··· RECORDS SHOWN

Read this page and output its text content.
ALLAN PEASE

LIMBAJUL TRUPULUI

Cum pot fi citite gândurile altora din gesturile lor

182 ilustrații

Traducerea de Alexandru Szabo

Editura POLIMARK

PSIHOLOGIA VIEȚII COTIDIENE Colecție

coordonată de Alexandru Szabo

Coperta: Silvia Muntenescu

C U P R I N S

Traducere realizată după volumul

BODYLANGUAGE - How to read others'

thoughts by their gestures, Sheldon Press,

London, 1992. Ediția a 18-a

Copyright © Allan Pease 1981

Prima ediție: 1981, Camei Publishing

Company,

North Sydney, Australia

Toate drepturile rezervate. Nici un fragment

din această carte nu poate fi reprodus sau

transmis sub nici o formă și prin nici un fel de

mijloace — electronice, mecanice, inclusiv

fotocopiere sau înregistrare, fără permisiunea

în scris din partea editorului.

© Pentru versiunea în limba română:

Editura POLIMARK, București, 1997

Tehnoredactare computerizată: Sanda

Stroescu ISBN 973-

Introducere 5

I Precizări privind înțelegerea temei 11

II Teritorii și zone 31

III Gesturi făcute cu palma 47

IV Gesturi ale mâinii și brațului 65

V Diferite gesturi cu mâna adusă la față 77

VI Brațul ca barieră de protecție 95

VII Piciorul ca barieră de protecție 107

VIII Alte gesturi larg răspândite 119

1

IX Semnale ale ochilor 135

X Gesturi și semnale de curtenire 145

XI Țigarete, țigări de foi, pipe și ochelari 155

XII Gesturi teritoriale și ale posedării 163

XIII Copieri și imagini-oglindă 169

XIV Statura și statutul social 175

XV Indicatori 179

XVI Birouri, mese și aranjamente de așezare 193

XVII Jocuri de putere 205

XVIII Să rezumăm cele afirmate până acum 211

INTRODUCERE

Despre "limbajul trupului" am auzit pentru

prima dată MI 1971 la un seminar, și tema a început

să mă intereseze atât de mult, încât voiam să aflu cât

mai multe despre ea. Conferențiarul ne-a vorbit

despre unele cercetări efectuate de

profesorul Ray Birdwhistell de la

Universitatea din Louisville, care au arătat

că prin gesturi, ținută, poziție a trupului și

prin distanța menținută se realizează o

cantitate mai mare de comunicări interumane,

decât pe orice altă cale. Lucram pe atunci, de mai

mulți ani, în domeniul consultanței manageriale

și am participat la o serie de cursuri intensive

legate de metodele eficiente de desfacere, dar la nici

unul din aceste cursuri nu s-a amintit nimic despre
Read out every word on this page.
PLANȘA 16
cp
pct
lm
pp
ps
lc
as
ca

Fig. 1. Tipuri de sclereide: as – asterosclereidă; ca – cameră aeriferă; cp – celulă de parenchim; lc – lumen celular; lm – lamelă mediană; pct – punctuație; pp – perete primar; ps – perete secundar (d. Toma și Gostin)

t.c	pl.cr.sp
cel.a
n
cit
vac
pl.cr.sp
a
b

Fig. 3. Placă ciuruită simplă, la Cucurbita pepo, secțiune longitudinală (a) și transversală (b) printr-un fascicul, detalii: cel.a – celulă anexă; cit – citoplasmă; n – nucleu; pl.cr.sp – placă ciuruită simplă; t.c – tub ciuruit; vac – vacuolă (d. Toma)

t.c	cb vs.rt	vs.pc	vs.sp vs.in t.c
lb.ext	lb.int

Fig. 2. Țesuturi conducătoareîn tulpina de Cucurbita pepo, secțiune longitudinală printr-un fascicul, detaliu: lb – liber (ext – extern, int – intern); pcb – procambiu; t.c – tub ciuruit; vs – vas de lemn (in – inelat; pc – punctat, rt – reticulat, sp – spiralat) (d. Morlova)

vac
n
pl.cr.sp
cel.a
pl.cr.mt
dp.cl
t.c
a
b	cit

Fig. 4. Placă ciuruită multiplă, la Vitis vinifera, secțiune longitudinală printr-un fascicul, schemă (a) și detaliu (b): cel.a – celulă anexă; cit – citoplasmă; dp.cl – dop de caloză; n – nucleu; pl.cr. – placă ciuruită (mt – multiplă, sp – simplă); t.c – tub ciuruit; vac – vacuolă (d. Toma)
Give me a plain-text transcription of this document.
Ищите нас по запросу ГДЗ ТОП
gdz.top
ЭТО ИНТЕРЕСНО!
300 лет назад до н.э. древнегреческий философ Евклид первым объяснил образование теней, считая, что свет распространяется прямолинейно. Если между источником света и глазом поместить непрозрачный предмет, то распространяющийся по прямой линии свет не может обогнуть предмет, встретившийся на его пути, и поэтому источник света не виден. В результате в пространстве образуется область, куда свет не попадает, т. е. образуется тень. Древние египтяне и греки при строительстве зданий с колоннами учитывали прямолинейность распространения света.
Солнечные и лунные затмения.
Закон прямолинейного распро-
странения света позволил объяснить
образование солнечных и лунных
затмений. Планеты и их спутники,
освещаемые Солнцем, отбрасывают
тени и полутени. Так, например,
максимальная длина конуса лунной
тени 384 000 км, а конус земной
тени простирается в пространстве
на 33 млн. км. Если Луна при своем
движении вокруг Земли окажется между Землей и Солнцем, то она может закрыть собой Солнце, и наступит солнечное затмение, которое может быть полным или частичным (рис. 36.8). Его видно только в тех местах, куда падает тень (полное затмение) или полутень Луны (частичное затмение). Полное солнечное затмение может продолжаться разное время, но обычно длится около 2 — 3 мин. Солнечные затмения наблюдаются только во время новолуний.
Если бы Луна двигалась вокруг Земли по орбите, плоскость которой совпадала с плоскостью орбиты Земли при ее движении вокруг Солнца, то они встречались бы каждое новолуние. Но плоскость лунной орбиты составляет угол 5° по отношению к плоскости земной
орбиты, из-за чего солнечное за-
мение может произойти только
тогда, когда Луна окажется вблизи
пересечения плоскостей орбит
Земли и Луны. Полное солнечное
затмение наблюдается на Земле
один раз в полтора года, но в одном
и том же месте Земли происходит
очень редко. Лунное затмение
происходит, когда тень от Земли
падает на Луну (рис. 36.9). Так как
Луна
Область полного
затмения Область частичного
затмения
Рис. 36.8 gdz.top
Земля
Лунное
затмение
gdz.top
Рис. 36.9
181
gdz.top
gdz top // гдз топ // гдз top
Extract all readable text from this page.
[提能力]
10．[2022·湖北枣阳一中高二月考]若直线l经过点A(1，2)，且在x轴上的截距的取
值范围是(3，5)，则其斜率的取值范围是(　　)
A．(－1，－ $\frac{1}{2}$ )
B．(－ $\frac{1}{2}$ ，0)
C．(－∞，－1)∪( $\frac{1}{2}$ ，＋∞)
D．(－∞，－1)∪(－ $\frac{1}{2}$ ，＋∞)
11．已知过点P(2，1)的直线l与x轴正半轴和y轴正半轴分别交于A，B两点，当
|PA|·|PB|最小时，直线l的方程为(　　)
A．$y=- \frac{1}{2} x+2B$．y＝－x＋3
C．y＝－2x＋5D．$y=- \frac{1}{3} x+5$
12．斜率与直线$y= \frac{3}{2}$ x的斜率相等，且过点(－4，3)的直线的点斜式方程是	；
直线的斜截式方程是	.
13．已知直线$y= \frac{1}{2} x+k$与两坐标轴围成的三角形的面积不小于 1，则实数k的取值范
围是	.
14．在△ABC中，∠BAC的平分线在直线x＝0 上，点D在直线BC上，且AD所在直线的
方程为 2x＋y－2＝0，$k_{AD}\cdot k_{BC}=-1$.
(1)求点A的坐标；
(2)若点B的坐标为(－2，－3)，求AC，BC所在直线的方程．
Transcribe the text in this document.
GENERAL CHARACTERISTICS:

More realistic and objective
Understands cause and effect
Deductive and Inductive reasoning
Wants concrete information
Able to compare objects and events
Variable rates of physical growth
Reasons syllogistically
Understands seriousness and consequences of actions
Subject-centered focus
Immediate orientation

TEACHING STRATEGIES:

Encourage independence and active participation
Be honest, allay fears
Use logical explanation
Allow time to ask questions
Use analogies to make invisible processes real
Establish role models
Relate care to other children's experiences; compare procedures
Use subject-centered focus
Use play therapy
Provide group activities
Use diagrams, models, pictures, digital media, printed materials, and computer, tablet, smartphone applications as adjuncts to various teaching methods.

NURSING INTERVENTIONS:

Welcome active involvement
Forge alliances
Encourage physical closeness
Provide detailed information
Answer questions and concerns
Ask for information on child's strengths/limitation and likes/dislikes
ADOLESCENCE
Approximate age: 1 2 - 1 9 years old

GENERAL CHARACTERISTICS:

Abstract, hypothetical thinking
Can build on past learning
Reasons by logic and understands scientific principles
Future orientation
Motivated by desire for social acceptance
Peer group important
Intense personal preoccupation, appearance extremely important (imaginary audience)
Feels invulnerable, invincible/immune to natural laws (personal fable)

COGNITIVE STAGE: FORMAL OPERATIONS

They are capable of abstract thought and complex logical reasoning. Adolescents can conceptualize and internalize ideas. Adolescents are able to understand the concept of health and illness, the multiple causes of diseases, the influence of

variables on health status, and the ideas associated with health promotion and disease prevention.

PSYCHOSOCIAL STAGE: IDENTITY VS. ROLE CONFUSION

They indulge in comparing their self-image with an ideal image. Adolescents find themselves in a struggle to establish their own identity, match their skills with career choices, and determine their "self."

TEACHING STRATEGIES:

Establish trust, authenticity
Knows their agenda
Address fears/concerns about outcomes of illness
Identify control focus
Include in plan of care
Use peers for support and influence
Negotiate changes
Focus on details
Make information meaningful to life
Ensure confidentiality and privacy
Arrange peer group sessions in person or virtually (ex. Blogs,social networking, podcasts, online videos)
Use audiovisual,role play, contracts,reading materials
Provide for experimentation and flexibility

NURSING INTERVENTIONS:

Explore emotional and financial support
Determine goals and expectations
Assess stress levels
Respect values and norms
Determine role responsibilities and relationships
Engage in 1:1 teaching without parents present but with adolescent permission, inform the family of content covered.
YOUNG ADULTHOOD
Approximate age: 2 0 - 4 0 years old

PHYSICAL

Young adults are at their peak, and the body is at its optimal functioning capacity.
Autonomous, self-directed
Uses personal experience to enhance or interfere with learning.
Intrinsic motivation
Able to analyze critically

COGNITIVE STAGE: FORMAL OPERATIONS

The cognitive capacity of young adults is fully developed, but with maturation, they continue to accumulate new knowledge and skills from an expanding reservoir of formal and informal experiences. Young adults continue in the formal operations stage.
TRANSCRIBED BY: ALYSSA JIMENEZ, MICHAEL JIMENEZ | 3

······

List every line above that holds the word "пространстве".

# COMPLETED EXERCISE
300 лет назад до н.э. древнегреческий философ Евклид первым объяснил образование теней, считая, что свет распространяется прямолинейно. Если между источником света и глазом поместить непрозрачный предмет, то распространяющийся по прямой линии свет не может обогнуть предмет, встретившийся на его пути, и поэтому источник света не виден. В результате в пространстве образуется область, куда свет не попадает, т. е. образуется тень. Древние египтяне и греки при строительстве зданий с колоннами учитывали прямолинейность распространения света.
тени простирается в пространстве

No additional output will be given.